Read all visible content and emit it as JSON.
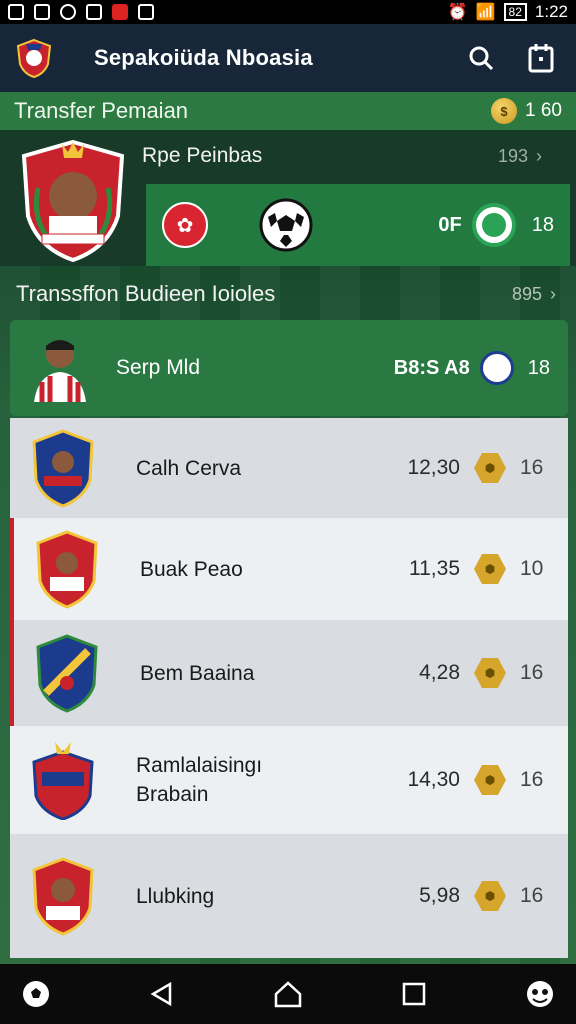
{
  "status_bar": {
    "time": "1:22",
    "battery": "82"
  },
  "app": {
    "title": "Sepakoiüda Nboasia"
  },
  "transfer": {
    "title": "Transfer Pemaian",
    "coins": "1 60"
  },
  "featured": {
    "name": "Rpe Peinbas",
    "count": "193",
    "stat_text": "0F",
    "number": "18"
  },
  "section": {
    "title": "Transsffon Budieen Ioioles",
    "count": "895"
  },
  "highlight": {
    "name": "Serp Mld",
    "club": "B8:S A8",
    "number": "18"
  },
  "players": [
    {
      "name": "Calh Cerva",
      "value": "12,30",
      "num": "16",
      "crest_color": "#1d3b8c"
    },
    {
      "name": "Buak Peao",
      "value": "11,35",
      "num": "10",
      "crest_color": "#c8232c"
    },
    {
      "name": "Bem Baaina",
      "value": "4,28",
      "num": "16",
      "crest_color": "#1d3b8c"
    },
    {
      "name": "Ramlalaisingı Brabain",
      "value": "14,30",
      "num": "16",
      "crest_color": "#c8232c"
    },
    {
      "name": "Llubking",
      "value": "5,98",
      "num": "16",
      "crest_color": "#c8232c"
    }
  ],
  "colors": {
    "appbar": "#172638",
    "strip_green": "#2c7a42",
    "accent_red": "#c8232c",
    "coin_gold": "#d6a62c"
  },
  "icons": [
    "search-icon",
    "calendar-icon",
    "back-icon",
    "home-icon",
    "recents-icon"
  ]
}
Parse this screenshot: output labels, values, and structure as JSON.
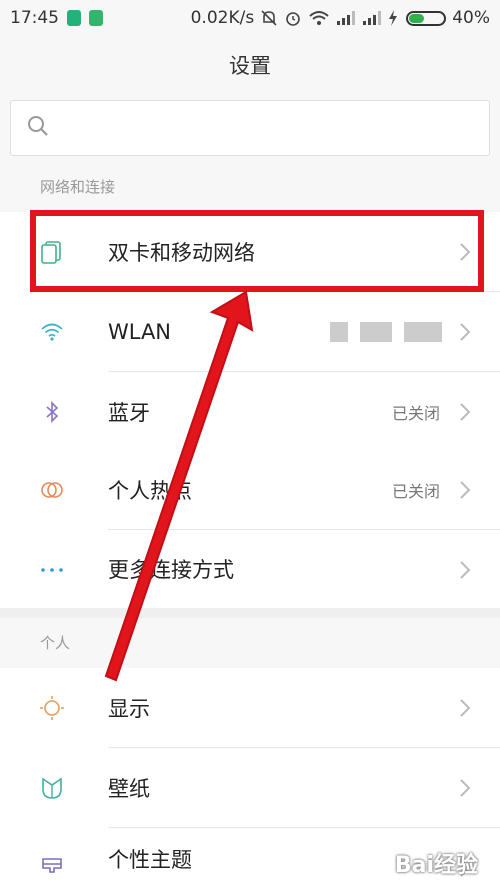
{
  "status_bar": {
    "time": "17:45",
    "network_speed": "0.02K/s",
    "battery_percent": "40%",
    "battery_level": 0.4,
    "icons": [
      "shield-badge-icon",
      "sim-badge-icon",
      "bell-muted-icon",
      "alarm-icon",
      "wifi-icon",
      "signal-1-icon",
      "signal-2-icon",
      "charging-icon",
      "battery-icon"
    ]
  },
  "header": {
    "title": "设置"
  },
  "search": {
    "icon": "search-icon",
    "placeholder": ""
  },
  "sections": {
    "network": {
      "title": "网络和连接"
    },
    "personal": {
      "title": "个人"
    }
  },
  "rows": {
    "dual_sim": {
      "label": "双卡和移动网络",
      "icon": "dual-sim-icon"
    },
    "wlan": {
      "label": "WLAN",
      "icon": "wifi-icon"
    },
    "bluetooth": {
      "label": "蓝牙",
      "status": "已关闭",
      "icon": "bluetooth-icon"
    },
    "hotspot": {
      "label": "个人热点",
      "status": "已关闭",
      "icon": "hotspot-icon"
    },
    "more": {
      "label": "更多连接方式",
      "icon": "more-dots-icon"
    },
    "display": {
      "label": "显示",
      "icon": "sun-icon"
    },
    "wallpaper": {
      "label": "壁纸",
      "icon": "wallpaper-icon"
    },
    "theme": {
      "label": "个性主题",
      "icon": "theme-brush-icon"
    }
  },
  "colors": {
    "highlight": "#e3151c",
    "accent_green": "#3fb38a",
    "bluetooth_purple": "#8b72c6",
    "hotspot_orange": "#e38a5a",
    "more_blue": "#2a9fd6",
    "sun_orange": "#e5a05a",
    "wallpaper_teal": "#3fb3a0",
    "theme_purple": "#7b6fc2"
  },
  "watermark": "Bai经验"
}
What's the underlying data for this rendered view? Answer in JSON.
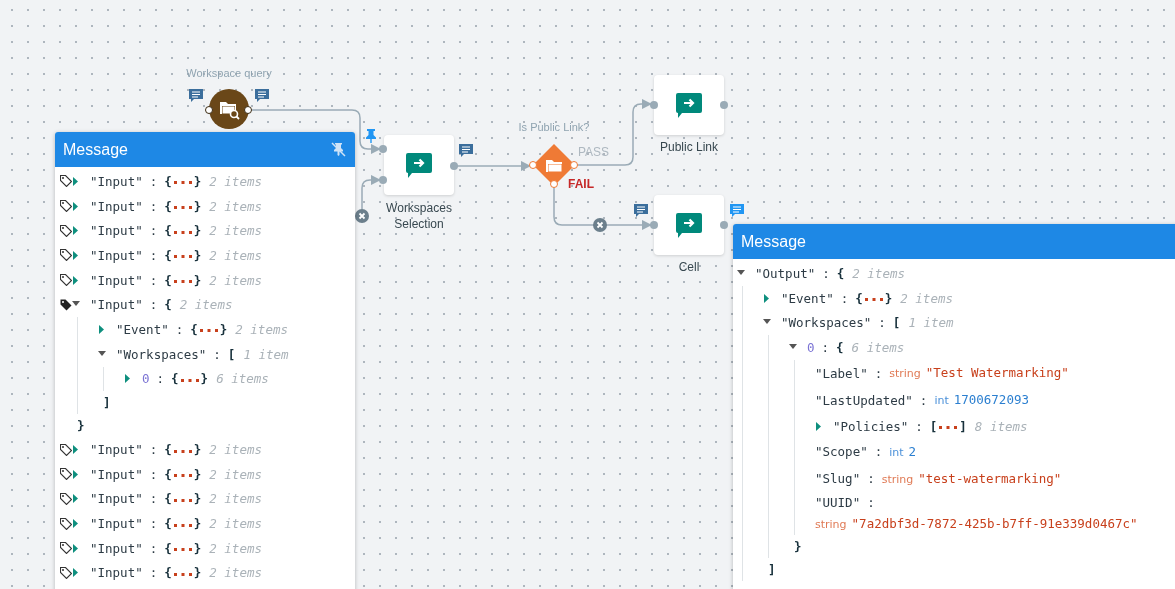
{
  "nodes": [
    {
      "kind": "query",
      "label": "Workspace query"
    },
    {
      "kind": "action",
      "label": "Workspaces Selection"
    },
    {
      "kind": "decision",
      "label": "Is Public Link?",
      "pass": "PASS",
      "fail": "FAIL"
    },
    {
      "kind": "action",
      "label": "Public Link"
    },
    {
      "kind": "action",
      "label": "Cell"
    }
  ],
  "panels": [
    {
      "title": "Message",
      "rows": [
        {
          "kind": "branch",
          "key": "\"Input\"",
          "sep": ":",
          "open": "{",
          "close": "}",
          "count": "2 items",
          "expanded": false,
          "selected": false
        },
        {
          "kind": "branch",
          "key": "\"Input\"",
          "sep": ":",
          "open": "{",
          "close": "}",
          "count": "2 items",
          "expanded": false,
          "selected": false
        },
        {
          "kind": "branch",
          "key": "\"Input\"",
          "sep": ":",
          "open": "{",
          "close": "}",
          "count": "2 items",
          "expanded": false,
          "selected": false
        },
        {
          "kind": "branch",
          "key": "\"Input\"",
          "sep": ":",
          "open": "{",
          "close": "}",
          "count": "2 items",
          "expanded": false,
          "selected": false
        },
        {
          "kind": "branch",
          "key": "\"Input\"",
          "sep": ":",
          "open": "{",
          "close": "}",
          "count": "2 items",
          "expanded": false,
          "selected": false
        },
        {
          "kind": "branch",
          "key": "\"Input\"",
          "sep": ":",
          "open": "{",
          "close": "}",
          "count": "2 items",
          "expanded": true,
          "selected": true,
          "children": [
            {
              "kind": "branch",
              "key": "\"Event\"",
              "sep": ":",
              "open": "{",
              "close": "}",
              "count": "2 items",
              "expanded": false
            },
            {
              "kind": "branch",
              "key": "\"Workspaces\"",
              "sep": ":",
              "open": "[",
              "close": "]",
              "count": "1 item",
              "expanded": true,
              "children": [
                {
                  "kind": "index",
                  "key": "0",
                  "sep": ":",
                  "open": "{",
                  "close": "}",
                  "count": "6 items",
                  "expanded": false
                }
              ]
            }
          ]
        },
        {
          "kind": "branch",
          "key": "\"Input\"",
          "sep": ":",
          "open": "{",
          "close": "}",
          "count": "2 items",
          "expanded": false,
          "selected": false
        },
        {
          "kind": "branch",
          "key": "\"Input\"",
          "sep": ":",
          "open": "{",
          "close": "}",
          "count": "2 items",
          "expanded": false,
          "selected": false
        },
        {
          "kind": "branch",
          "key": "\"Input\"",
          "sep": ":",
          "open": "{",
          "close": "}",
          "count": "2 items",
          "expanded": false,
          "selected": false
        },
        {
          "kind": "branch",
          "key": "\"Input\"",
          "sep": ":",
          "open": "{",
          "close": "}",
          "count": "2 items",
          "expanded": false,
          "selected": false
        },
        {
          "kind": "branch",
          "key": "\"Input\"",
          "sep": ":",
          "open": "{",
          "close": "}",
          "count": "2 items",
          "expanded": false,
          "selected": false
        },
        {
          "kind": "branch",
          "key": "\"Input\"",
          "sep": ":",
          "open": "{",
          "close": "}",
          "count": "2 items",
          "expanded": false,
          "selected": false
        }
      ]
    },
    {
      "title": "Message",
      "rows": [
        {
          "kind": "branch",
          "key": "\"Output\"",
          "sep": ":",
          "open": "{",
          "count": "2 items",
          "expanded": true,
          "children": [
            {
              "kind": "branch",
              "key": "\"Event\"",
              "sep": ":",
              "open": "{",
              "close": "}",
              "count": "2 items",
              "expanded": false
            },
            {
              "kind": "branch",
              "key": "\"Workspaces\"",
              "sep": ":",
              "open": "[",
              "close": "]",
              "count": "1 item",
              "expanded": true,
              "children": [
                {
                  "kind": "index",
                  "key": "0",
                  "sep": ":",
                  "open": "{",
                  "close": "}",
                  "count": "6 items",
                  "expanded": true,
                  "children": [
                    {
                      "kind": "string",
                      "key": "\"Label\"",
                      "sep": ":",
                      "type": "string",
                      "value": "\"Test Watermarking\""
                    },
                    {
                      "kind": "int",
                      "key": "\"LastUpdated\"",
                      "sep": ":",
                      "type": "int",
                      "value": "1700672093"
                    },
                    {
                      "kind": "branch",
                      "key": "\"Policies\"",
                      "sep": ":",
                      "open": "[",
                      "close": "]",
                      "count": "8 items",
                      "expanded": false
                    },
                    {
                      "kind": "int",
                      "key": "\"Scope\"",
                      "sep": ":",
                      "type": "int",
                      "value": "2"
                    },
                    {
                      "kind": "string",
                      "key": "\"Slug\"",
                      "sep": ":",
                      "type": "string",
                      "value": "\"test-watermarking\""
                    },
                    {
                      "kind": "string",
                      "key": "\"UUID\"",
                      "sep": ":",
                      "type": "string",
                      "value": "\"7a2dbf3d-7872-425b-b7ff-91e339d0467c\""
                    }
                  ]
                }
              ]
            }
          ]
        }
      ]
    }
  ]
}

INSTRUCTION:
Pick out each line in the material containing "name".

CORRECT RESULT:
    "name": "Rpe Peinbas",
    "name": "Serp Mld",
      "name": "Calh Cerva",
      "name": "Buak Peao",
      "name": "Bem Baaina",
      "name": "Ramlalaisingı Brabain",
      "name": "Llubking",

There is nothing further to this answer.